- _EXERCISE INSTRUCTIONS_
Every line that contains the word "взносов" should be copied out.

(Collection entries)
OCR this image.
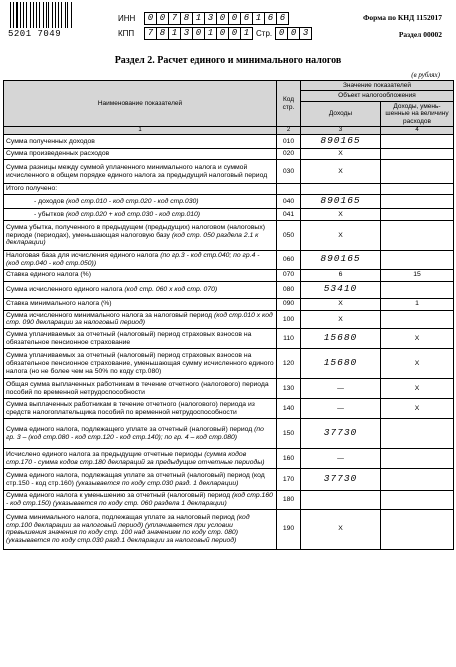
5201 7049
ИНН	0 0 7 8 1 3 0 0 6 1 6 6
КПП	7 8 1 3 0 1 0 0 1 Стр. 0 0 3
Форма по КНД 1152017
Раздел 00002
Раздел 2. Расчет единого и минимального налогов
(в рублях)
Наименование показателей	Код стр.	Значение показателей	
		Объект налогообложения	
		Доходы	Доходы, умень-шенные на величину расходов
1	2	3	4
Сумма полученных доходов	010	890165	
Сумма произведенных расходов	020	X	
Сумма разницы между суммой уплаченного минимального налога и суммой исчисленного в общем порядке единого налога за предыдущий налоговый период	030	X	
Итого получено:			
- доходов (код стр.010 - код стр.020 - код стр.030)	040	890165	
- убытков (код стр.020 + код стр.030 - код стр.010)	041	X	
Сумма убытка, полученного в предыдущем (предыдущих) налоговом (налоговых) периоде (периодах), уменьшающая налоговую базу (код стр. 050 раздела 2.1 к декларации)	050	X	
Налоговая база для исчисления единого налога (по гр.3 - код стр.040; по гр.4 - (код стр.040 - код стр.050))	060	890165	
Ставка единого налога (%)	070	6	15
Сумма исчисленного единого налога (код стр. 060 х код стр. 070)	080	53410	
Ставка минимального налога (%)	090	X	1
Сумма исчисленного минимального налога за налоговый период (код стр.010 х код стр. 090 декларации за налоговый период)	100	X	
Сумма уплачиваемых за отчетный (налоговый) период страховых взносов на обязательное пенсионное страхование	110	15680	X
Сумма уплачиваемых за отчетный (налоговый) период страховых взносов на обязательное пенсионное страхование, уменьшающая сумму исчисленного единого налога (но не более чем на 50% по коду стр.080)	120	15680	X
Общая сумма выплаченных работникам в течение отчетного (налогового) периода пособий по временной нетрудоспособности	130	—	X
Сумма выплаченных работникам в течение отчетного (налогового) периода из средств налогоплательщика пособий по временной нетрудоспособности	140	—	X
Сумма единого налога, подлежащего уплате за отчетный (налоговый) период (по гр. 3 – (код стр.080 - код стр.120 - код стр.140); по гр. 4 – код стр.080)	150	37730	
Исчислено единого налога за предыдущие отчетные периоды (сумма кодов стр.170 - сумма кодов стр.180 деклараций за предыдущие отчетные периоды)	160	—	
Сумма единого налога, подлежащая уплате за отчетный (налоговый) период (код стр.150 - код стр.160) (указывается по коду стр.030 разд. 1 декларации)	170	37730	
Сумма единого налога к уменьшению за отчетный (налоговый) период (код стр.160 - код стр.150) (указывается по коду стр. 060 раздела 1 декларации)	180		
Сумма минимального налога, подлежащая уплате за налоговый период (код стр.100 декларации за налоговый период) (уплачивается при условии превышения значения по коду стр. 100 над значением по коду стр. 080) (указывается по коду стр.030 разд.1 декларации за налоговый период)	190	X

- _RESULT OF THIS TASK_
Сумма уплачиваемых за отчетный (налоговый) период страховых взносов на обязательное пенсионное страхование	110	15680	X
Сумма уплачиваемых за отчетный (налоговый) период страховых взносов на обязательное пенсионное страхование, уменьшающая сумму исчисленного единого налога (но не более чем на 50% по коду стр.080)	120	15680	X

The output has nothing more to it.